#### Material to process ####

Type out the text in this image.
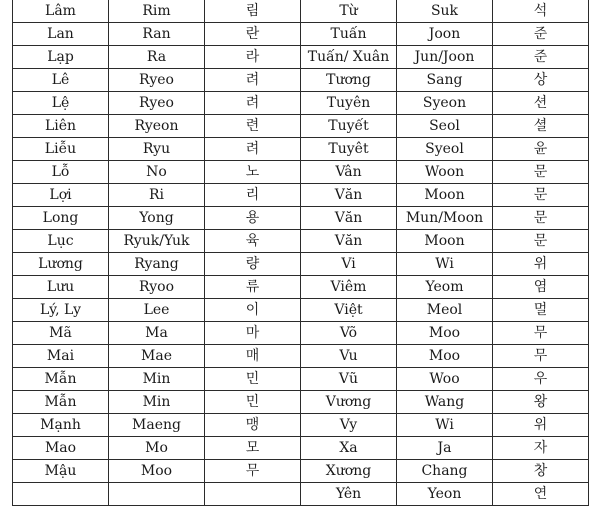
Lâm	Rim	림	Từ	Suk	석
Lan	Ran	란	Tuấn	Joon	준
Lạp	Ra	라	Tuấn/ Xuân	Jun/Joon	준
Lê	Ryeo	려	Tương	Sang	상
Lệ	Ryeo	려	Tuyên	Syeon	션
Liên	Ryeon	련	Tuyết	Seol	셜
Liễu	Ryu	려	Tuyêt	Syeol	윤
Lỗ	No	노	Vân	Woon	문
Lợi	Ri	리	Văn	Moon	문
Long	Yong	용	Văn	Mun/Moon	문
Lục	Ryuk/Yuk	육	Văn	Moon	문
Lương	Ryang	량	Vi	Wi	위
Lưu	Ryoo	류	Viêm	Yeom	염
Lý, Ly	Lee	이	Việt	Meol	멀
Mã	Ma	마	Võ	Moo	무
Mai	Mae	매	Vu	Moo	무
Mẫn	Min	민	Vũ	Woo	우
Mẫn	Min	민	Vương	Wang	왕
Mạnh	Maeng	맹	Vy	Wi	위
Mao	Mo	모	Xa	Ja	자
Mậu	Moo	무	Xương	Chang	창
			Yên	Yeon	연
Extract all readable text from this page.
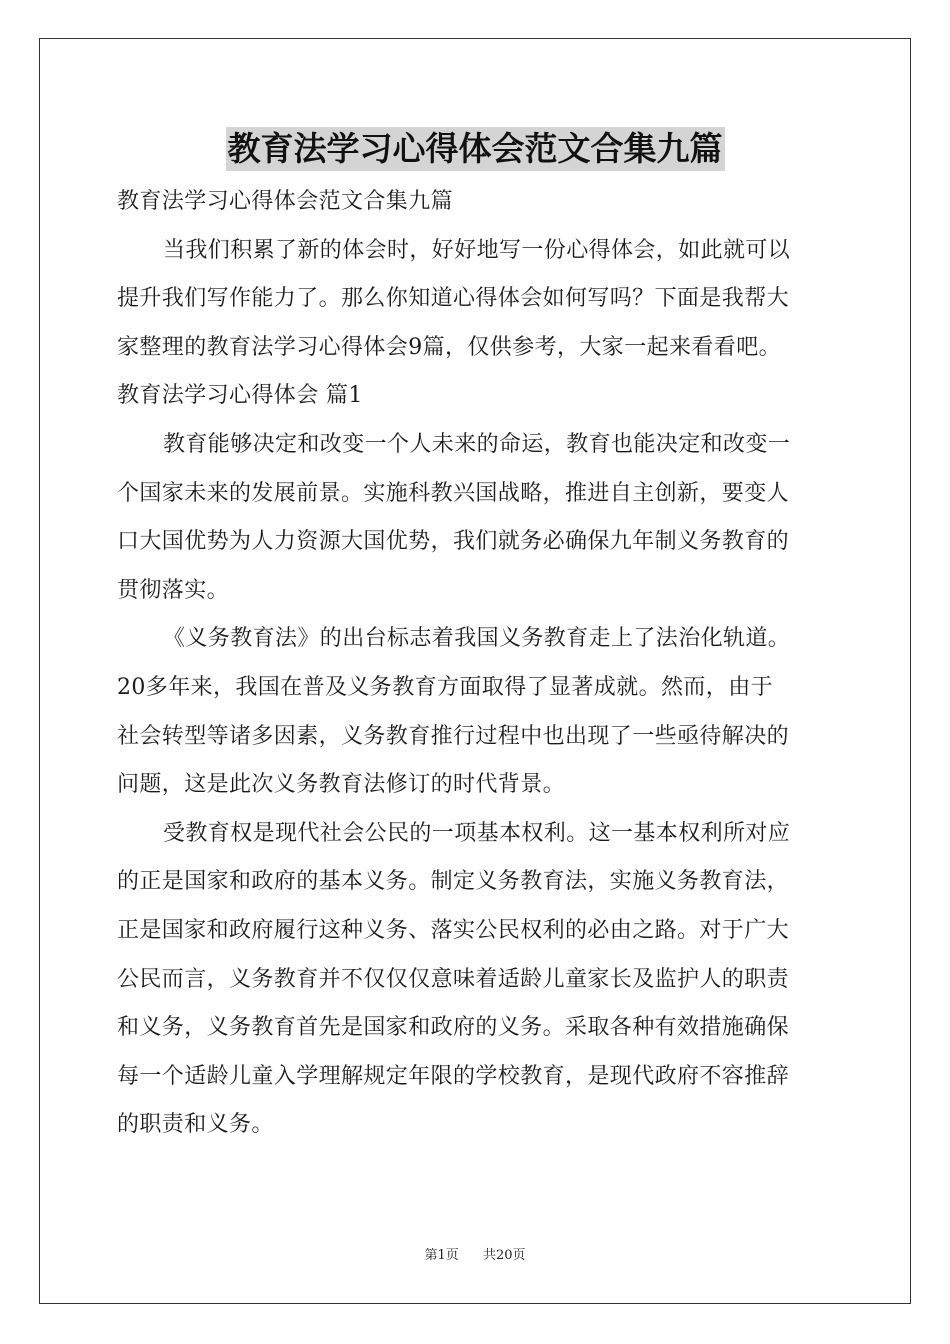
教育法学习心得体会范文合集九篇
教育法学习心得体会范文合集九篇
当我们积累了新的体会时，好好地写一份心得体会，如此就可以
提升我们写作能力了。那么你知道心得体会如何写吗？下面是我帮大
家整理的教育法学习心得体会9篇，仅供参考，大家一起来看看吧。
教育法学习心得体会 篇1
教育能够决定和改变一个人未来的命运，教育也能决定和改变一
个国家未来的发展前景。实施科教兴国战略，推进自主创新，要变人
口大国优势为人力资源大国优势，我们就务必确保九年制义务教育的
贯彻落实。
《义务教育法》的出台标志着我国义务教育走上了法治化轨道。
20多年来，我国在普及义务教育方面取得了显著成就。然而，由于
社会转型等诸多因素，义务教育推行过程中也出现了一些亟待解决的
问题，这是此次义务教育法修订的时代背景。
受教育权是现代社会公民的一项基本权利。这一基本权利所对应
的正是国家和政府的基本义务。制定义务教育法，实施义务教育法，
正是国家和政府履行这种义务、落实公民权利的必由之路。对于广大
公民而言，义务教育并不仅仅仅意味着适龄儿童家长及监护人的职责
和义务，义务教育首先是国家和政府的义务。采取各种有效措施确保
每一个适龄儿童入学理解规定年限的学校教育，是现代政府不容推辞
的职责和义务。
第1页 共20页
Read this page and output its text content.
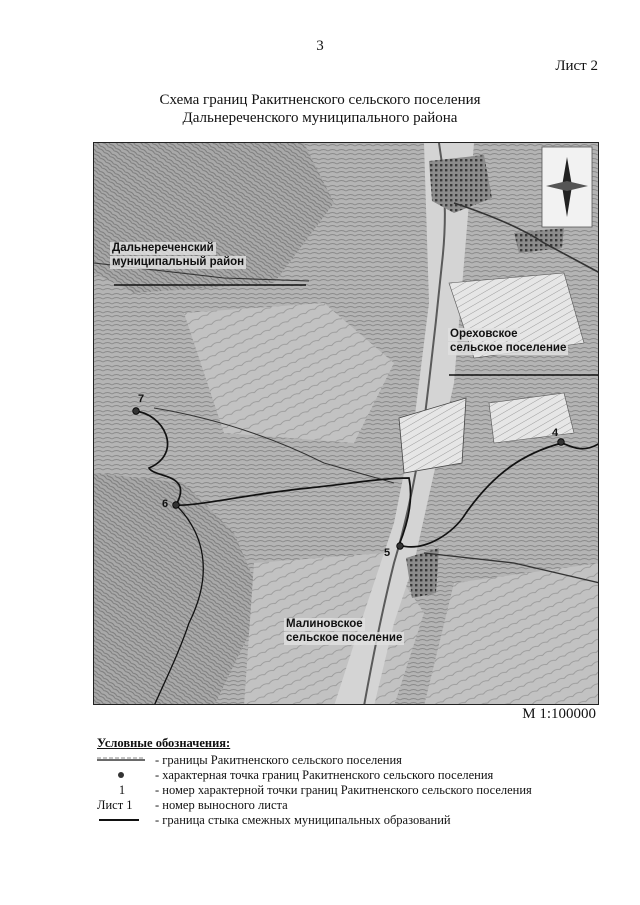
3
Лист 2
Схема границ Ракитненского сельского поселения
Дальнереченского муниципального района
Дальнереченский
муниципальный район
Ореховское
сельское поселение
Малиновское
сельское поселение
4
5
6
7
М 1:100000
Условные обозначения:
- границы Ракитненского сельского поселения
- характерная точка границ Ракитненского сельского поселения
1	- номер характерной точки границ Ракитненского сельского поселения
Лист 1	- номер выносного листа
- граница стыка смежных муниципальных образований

####
#### Material to process ####

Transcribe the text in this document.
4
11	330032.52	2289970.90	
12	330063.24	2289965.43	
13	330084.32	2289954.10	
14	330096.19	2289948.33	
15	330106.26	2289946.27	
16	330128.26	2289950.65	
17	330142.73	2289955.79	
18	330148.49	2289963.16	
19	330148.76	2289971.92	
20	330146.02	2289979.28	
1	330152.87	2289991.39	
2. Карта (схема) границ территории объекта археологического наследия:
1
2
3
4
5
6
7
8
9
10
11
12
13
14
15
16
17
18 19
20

####

Short problem ▸ Work out how many lines above contain the word "Joon". Give only the number.

Exercise answer ▸ 2